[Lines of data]
>>>

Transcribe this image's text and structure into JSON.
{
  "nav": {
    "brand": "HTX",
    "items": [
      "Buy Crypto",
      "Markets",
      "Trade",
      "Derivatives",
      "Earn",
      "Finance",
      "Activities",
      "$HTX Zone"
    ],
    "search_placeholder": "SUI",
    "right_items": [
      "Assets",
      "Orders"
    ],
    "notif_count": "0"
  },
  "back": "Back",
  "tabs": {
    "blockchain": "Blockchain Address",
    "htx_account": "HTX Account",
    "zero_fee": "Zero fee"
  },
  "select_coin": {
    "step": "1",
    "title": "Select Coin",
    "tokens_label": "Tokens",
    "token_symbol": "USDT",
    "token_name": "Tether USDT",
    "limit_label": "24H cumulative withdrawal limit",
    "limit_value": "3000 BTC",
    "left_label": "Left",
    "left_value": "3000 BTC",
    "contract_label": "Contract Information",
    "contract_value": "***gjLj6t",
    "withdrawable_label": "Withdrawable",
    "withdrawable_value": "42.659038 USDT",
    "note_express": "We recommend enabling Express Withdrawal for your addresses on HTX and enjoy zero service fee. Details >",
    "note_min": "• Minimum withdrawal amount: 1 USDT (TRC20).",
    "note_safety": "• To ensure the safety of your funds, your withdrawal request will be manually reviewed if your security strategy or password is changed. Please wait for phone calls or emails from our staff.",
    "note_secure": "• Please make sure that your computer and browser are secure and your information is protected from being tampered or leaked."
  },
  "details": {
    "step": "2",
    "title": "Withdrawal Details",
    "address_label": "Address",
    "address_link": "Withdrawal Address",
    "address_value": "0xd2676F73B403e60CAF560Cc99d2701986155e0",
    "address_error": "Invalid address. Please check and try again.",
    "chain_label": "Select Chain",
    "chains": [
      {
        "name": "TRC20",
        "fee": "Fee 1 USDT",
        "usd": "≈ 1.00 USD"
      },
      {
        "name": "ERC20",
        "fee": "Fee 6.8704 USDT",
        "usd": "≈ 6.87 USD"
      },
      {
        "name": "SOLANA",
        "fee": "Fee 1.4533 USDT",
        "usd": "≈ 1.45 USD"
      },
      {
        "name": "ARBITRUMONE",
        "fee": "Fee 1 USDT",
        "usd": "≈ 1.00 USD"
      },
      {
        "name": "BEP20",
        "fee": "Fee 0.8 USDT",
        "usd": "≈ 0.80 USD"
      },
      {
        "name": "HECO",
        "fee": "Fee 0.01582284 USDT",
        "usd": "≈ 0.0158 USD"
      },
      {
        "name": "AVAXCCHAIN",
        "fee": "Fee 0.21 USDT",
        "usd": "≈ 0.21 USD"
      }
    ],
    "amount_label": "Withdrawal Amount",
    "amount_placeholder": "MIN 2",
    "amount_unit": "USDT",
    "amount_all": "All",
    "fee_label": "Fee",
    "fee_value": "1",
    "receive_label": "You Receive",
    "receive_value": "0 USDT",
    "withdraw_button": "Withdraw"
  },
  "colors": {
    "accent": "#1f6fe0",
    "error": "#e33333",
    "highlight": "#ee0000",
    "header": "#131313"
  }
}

<<<

> [GOAL OF THE EXERCISE]:
Each line above is to be repeated exactly.

> [FINAL ANSWER]:
Transcribe this image's text and structure into JSON.
{
  "nav": {
    "brand": "HTX",
    "items": [
      "Buy Crypto",
      "Markets",
      "Trade",
      "Derivatives",
      "Earn",
      "Finance",
      "Activities",
      "$HTX Zone"
    ],
    "search_placeholder": "SUI",
    "right_items": [
      "Assets",
      "Orders"
    ],
    "notif_count": "0"
  },
  "back": "Back",
  "tabs": {
    "blockchain": "Blockchain Address",
    "htx_account": "HTX Account",
    "zero_fee": "Zero fee"
  },
  "select_coin": {
    "step": "1",
    "title": "Select Coin",
    "tokens_label": "Tokens",
    "token_symbol": "USDT",
    "token_name": "Tether USDT",
    "limit_label": "24H cumulative withdrawal limit",
    "limit_value": "3000 BTC",
    "left_label": "Left",
    "left_value": "3000 BTC",
    "contract_label": "Contract Information",
    "contract_value": "***gjLj6t",
    "withdrawable_label": "Withdrawable",
    "withdrawable_value": "42.659038 USDT",
    "note_express": "We recommend enabling Express Withdrawal for your addresses on HTX and enjoy zero service fee. Details >",
    "note_min": "• Minimum withdrawal amount: 1 USDT (TRC20).",
    "note_safety": "• To ensure the safety of your funds, your withdrawal request will be manually reviewed if your security strategy or password is changed. Please wait for phone calls or emails from our staff.",
    "note_secure": "• Please make sure that your computer and browser are secure and your information is protected from being tampered or leaked."
  },
  "details": {
    "step": "2",
    "title": "Withdrawal Details",
    "address_label": "Address",
    "address_link": "Withdrawal Address",
    "address_value": "0xd2676F73B403e60CAF560Cc99d2701986155e0",
    "address_error": "Invalid address. Please check and try again.",
    "chain_label": "Select Chain",
    "chains": [
      {
        "name": "TRC20",
        "fee": "Fee 1 USDT",
        "usd": "≈ 1.00 USD"
      },
      {
        "name": "ERC20",
        "fee": "Fee 6.8704 USDT",
        "usd": "≈ 6.87 USD"
      },
      {
        "name": "SOLANA",
        "fee": "Fee 1.4533 USDT",
        "usd": "≈ 1.45 USD"
      },
      {
        "name": "ARBITRUMONE",
        "fee": "Fee 1 USDT",
        "usd": "≈ 1.00 USD"
      },
      {
        "name": "BEP20",
        "fee": "Fee 0.8 USDT",
        "usd": "≈ 0.80 USD"
      },
      {
        "name": "HECO",
        "fee": "Fee 0.01582284 USDT",
        "usd": "≈ 0.0158 USD"
      },
      {
        "name": "AVAXCCHAIN",
        "fee": "Fee 0.21 USDT",
        "usd": "≈ 0.21 USD"
      }
    ],
    "amount_label": "Withdrawal Amount",
    "amount_placeholder": "MIN 2",
    "amount_unit": "USDT",
    "amount_all": "All",
    "fee_label": "Fee",
    "fee_value": "1",
    "receive_label": "You Receive",
    "receive_value": "0 USDT",
    "withdraw_button": "Withdraw"
  },
  "colors": {
    "accent": "#1f6fe0",
    "error": "#e33333",
    "highlight": "#ee0000",
    "header": "#131313"
  }
}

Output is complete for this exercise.